* [AIM OF THE TASK]: Repeat the whole listing exactly.

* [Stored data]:

--------------------------------------------------

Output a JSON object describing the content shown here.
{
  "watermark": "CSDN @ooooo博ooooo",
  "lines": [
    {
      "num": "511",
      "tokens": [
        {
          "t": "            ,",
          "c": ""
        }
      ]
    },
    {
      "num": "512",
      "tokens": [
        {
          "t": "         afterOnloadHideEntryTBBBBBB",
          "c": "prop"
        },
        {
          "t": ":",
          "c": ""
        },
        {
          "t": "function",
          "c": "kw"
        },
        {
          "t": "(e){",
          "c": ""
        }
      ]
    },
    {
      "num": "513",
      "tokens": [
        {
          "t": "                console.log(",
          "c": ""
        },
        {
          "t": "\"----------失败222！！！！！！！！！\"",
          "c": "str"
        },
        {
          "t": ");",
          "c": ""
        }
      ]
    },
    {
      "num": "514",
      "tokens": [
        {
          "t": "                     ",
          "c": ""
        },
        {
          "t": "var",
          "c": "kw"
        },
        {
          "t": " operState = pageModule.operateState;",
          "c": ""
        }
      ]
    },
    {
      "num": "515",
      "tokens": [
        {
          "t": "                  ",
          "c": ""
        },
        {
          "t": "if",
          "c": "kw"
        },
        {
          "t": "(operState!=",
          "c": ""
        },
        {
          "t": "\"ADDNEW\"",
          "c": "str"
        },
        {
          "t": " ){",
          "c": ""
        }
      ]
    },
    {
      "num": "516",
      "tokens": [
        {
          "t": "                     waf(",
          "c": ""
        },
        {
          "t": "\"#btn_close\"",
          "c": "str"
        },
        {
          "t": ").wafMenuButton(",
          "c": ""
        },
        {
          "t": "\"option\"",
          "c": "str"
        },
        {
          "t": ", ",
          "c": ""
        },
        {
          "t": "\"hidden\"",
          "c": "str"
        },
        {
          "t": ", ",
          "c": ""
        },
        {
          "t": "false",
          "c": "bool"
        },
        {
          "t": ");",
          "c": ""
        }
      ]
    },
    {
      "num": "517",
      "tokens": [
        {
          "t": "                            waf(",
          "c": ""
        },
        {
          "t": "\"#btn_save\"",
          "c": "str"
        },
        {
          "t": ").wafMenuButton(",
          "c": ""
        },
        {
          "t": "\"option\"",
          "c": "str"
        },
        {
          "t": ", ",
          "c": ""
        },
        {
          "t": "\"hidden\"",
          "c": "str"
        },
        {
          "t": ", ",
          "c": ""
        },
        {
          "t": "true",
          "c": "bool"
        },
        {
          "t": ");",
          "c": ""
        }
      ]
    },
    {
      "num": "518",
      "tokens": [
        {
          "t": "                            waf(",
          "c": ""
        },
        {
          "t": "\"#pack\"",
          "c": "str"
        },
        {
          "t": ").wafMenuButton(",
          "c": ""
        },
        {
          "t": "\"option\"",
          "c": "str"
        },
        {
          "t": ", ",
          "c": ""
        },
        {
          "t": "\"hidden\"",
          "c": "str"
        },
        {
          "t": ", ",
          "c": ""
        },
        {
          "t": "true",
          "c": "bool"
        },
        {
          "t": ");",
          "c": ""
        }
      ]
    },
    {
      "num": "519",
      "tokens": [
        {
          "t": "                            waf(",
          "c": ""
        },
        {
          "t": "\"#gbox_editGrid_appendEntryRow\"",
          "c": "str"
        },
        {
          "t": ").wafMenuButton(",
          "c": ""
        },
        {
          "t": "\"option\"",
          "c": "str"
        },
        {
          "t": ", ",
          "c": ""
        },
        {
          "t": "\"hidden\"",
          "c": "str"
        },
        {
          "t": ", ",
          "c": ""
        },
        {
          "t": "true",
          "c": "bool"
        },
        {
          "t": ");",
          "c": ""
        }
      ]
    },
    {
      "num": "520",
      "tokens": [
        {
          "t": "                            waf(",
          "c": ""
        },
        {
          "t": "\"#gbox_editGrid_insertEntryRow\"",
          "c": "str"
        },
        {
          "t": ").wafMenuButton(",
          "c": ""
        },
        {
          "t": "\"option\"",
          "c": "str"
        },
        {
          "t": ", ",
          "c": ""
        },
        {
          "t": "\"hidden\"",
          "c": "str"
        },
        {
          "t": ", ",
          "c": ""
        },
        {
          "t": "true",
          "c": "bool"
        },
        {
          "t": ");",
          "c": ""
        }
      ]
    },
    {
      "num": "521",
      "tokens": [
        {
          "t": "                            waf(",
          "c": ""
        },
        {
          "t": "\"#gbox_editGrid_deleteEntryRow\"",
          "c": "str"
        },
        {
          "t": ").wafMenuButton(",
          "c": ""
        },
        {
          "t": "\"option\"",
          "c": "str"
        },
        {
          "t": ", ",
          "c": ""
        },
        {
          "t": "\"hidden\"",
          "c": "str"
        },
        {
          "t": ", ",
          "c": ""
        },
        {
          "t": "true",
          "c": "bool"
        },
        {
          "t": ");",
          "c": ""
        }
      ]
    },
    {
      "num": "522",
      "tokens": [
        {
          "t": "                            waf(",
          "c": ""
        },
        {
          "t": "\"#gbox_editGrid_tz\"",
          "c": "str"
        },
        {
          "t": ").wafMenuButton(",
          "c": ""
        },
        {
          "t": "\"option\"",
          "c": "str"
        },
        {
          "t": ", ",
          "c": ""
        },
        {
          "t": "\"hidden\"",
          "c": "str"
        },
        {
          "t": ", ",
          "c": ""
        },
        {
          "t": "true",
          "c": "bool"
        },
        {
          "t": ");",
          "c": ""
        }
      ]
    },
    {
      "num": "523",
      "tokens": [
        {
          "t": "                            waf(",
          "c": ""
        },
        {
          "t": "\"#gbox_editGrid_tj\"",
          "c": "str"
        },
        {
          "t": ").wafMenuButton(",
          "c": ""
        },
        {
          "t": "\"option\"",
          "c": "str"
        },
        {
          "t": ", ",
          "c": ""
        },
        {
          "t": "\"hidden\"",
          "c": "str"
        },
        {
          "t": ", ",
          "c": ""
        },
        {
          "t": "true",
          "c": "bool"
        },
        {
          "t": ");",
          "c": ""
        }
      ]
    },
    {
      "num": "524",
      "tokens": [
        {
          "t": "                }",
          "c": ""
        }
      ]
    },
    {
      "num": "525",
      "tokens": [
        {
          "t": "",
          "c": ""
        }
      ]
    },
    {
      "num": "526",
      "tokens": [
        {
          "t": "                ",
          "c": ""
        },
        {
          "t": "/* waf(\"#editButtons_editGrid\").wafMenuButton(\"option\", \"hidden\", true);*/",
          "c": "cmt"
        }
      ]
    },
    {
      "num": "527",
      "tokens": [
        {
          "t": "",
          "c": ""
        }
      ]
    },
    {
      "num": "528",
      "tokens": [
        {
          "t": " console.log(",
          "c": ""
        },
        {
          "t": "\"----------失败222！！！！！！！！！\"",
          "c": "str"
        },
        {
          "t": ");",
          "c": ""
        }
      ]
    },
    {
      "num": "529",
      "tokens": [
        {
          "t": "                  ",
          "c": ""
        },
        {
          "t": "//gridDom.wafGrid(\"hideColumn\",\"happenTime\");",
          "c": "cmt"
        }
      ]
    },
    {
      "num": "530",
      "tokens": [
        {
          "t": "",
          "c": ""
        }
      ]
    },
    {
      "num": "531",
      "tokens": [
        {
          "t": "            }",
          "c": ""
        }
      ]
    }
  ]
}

--------------------------------------------------

* [FULL ANSWER]:
Output a JSON object describing the content shown here.
{
  "watermark": "CSDN @ooooo博ooooo",
  "lines": [
    {
      "num": "511",
      "tokens": [
        {
          "t": "            ,",
          "c": ""
        }
      ]
    },
    {
      "num": "512",
      "tokens": [
        {
          "t": "         afterOnloadHideEntryTBBBBBB",
          "c": "prop"
        },
        {
          "t": ":",
          "c": ""
        },
        {
          "t": "function",
          "c": "kw"
        },
        {
          "t": "(e){",
          "c": ""
        }
      ]
    },
    {
      "num": "513",
      "tokens": [
        {
          "t": "                console.log(",
          "c": ""
        },
        {
          "t": "\"----------失败222！！！！！！！！！\"",
          "c": "str"
        },
        {
          "t": ");",
          "c": ""
        }
      ]
    },
    {
      "num": "514",
      "tokens": [
        {
          "t": "                     ",
          "c": ""
        },
        {
          "t": "var",
          "c": "kw"
        },
        {
          "t": " operState = pageModule.operateState;",
          "c": ""
        }
      ]
    },
    {
      "num": "515",
      "tokens": [
        {
          "t": "                  ",
          "c": ""
        },
        {
          "t": "if",
          "c": "kw"
        },
        {
          "t": "(operState!=",
          "c": ""
        },
        {
          "t": "\"ADDNEW\"",
          "c": "str"
        },
        {
          "t": " ){",
          "c": ""
        }
      ]
    },
    {
      "num": "516",
      "tokens": [
        {
          "t": "                     waf(",
          "c": ""
        },
        {
          "t": "\"#btn_close\"",
          "c": "str"
        },
        {
          "t": ").wafMenuButton(",
          "c": ""
        },
        {
          "t": "\"option\"",
          "c": "str"
        },
        {
          "t": ", ",
          "c": ""
        },
        {
          "t": "\"hidden\"",
          "c": "str"
        },
        {
          "t": ", ",
          "c": ""
        },
        {
          "t": "false",
          "c": "bool"
        },
        {
          "t": ");",
          "c": ""
        }
      ]
    },
    {
      "num": "517",
      "tokens": [
        {
          "t": "                            waf(",
          "c": ""
        },
        {
          "t": "\"#btn_save\"",
          "c": "str"
        },
        {
          "t": ").wafMenuButton(",
          "c": ""
        },
        {
          "t": "\"option\"",
          "c": "str"
        },
        {
          "t": ", ",
          "c": ""
        },
        {
          "t": "\"hidden\"",
          "c": "str"
        },
        {
          "t": ", ",
          "c": ""
        },
        {
          "t": "true",
          "c": "bool"
        },
        {
          "t": ");",
          "c": ""
        }
      ]
    },
    {
      "num": "518",
      "tokens": [
        {
          "t": "                            waf(",
          "c": ""
        },
        {
          "t": "\"#pack\"",
          "c": "str"
        },
        {
          "t": ").wafMenuButton(",
          "c": ""
        },
        {
          "t": "\"option\"",
          "c": "str"
        },
        {
          "t": ", ",
          "c": ""
        },
        {
          "t": "\"hidden\"",
          "c": "str"
        },
        {
          "t": ", ",
          "c": ""
        },
        {
          "t": "true",
          "c": "bool"
        },
        {
          "t": ");",
          "c": ""
        }
      ]
    },
    {
      "num": "519",
      "tokens": [
        {
          "t": "                            waf(",
          "c": ""
        },
        {
          "t": "\"#gbox_editGrid_appendEntryRow\"",
          "c": "str"
        },
        {
          "t": ").wafMenuButton(",
          "c": ""
        },
        {
          "t": "\"option\"",
          "c": "str"
        },
        {
          "t": ", ",
          "c": ""
        },
        {
          "t": "\"hidden\"",
          "c": "str"
        },
        {
          "t": ", ",
          "c": ""
        },
        {
          "t": "true",
          "c": "bool"
        },
        {
          "t": ");",
          "c": ""
        }
      ]
    },
    {
      "num": "520",
      "tokens": [
        {
          "t": "                            waf(",
          "c": ""
        },
        {
          "t": "\"#gbox_editGrid_insertEntryRow\"",
          "c": "str"
        },
        {
          "t": ").wafMenuButton(",
          "c": ""
        },
        {
          "t": "\"option\"",
          "c": "str"
        },
        {
          "t": ", ",
          "c": ""
        },
        {
          "t": "\"hidden\"",
          "c": "str"
        },
        {
          "t": ", ",
          "c": ""
        },
        {
          "t": "true",
          "c": "bool"
        },
        {
          "t": ");",
          "c": ""
        }
      ]
    },
    {
      "num": "521",
      "tokens": [
        {
          "t": "                            waf(",
          "c": ""
        },
        {
          "t": "\"#gbox_editGrid_deleteEntryRow\"",
          "c": "str"
        },
        {
          "t": ").wafMenuButton(",
          "c": ""
        },
        {
          "t": "\"option\"",
          "c": "str"
        },
        {
          "t": ", ",
          "c": ""
        },
        {
          "t": "\"hidden\"",
          "c": "str"
        },
        {
          "t": ", ",
          "c": ""
        },
        {
          "t": "true",
          "c": "bool"
        },
        {
          "t": ");",
          "c": ""
        }
      ]
    },
    {
      "num": "522",
      "tokens": [
        {
          "t": "                            waf(",
          "c": ""
        },
        {
          "t": "\"#gbox_editGrid_tz\"",
          "c": "str"
        },
        {
          "t": ").wafMenuButton(",
          "c": ""
        },
        {
          "t": "\"option\"",
          "c": "str"
        },
        {
          "t": ", ",
          "c": ""
        },
        {
          "t": "\"hidden\"",
          "c": "str"
        },
        {
          "t": ", ",
          "c": ""
        },
        {
          "t": "true",
          "c": "bool"
        },
        {
          "t": ");",
          "c": ""
        }
      ]
    },
    {
      "num": "523",
      "tokens": [
        {
          "t": "                            waf(",
          "c": ""
        },
        {
          "t": "\"#gbox_editGrid_tj\"",
          "c": "str"
        },
        {
          "t": ").wafMenuButton(",
          "c": ""
        },
        {
          "t": "\"option\"",
          "c": "str"
        },
        {
          "t": ", ",
          "c": ""
        },
        {
          "t": "\"hidden\"",
          "c": "str"
        },
        {
          "t": ", ",
          "c": ""
        },
        {
          "t": "true",
          "c": "bool"
        },
        {
          "t": ");",
          "c": ""
        }
      ]
    },
    {
      "num": "524",
      "tokens": [
        {
          "t": "                }",
          "c": ""
        }
      ]
    },
    {
      "num": "525",
      "tokens": [
        {
          "t": "",
          "c": ""
        }
      ]
    },
    {
      "num": "526",
      "tokens": [
        {
          "t": "                ",
          "c": ""
        },
        {
          "t": "/* waf(\"#editButtons_editGrid\").wafMenuButton(\"option\", \"hidden\", true);*/",
          "c": "cmt"
        }
      ]
    },
    {
      "num": "527",
      "tokens": [
        {
          "t": "",
          "c": ""
        }
      ]
    },
    {
      "num": "528",
      "tokens": [
        {
          "t": " console.log(",
          "c": ""
        },
        {
          "t": "\"----------失败222！！！！！！！！！\"",
          "c": "str"
        },
        {
          "t": ");",
          "c": ""
        }
      ]
    },
    {
      "num": "529",
      "tokens": [
        {
          "t": "                  ",
          "c": ""
        },
        {
          "t": "//gridDom.wafGrid(\"hideColumn\",\"happenTime\");",
          "c": "cmt"
        }
      ]
    },
    {
      "num": "530",
      "tokens": [
        {
          "t": "",
          "c": ""
        }
      ]
    },
    {
      "num": "531",
      "tokens": [
        {
          "t": "            }",
          "c": ""
        }
      ]
    }
  ]
}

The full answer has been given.